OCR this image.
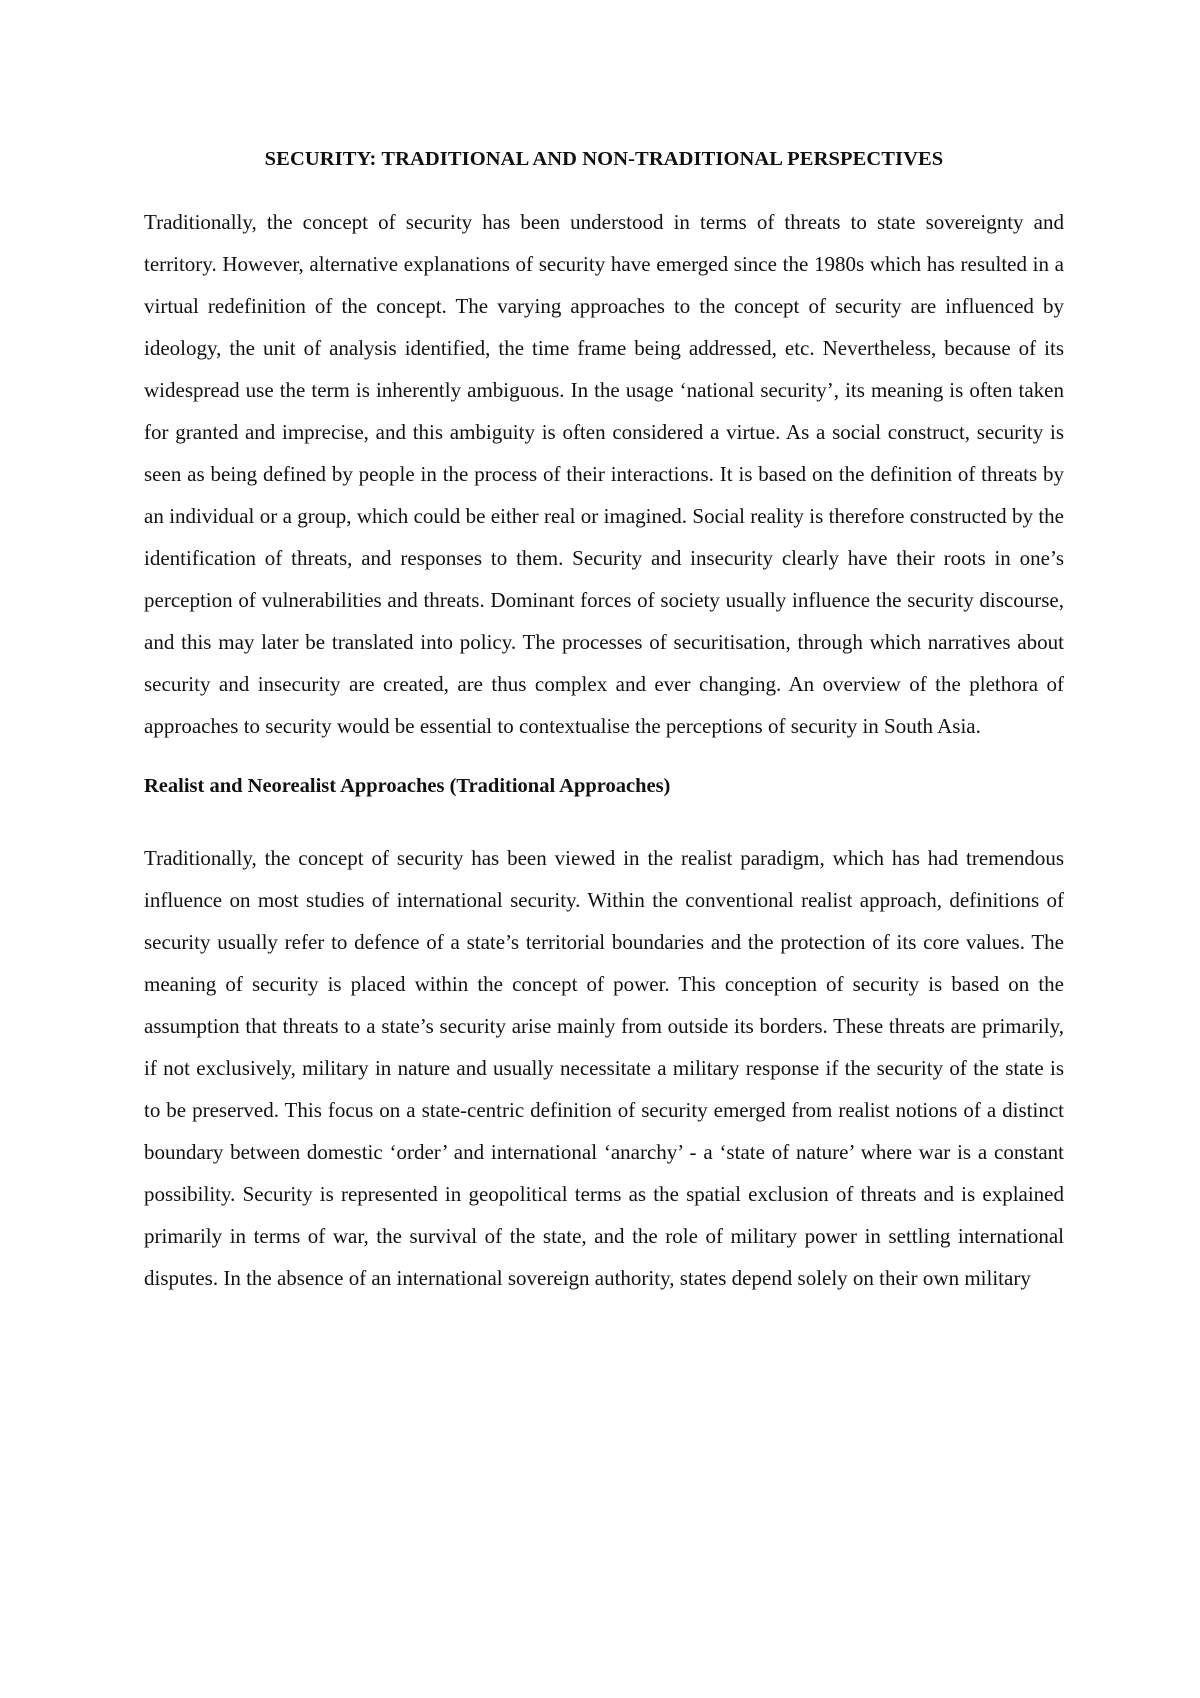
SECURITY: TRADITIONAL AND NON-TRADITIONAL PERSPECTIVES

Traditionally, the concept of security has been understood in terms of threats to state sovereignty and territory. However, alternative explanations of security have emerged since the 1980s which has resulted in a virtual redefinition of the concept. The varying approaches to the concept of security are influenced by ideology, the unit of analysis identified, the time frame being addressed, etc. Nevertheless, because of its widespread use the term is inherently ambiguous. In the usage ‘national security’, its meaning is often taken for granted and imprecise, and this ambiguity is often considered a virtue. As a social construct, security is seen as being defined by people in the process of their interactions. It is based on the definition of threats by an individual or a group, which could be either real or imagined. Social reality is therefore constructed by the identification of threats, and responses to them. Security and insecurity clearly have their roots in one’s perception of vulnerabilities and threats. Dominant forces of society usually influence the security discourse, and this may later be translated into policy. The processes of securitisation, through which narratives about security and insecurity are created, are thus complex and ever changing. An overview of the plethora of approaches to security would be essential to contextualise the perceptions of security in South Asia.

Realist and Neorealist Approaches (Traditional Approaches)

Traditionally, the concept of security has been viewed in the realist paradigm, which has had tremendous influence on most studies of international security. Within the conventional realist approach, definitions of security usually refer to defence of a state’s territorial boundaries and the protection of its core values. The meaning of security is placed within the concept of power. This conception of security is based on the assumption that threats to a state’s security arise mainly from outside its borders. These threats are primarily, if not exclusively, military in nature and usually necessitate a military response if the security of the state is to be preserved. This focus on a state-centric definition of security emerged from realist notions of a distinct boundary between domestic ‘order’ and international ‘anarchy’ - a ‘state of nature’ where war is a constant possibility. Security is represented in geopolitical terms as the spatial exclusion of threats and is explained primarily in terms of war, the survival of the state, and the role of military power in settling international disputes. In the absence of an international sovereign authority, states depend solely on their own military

************

Reproduce the material in its entirety and word for word, without the pictures.

> RESULT OF THIS TASK
OCR this image.
SECURITY: TRADITIONAL AND NON-TRADITIONAL PERSPECTIVES

Traditionally, the concept of security has been understood in terms of threats to state sovereignty and territory. However, alternative explanations of security have emerged since the 1980s which has resulted in a virtual redefinition of the concept. The varying approaches to the concept of security are influenced by ideology, the unit of analysis identified, the time frame being addressed, etc. Nevertheless, because of its widespread use the term is inherently ambiguous. In the usage ‘national security’, its meaning is often taken for granted and imprecise, and this ambiguity is often considered a virtue. As a social construct, security is seen as being defined by people in the process of their interactions. It is based on the definition of threats by an individual or a group, which could be either real or imagined. Social reality is therefore constructed by the identification of threats, and responses to them. Security and insecurity clearly have their roots in one’s perception of vulnerabilities and threats. Dominant forces of society usually influence the security discourse, and this may later be translated into policy. The processes of securitisation, through which narratives about security and insecurity are created, are thus complex and ever changing. An overview of the plethora of approaches to security would be essential to contextualise the perceptions of security in South Asia.

Realist and Neorealist Approaches (Traditional Approaches)

Traditionally, the concept of security has been viewed in the realist paradigm, which has had tremendous influence on most studies of international security. Within the conventional realist approach, definitions of security usually refer to defence of a state’s territorial boundaries and the protection of its core values. The meaning of security is placed within the concept of power. This conception of security is based on the assumption that threats to a state’s security arise mainly from outside its borders. These threats are primarily, if not exclusively, military in nature and usually necessitate a military response if the security of the state is to be preserved. This focus on a state-centric definition of security emerged from realist notions of a distinct boundary between domestic ‘order’ and international ‘anarchy’ - a ‘state of nature’ where war is a constant possibility. Security is represented in geopolitical terms as the spatial exclusion of threats and is explained primarily in terms of war, the survival of the state, and the role of military power in settling international disputes. In the absence of an international sovereign authority, states depend solely on their own military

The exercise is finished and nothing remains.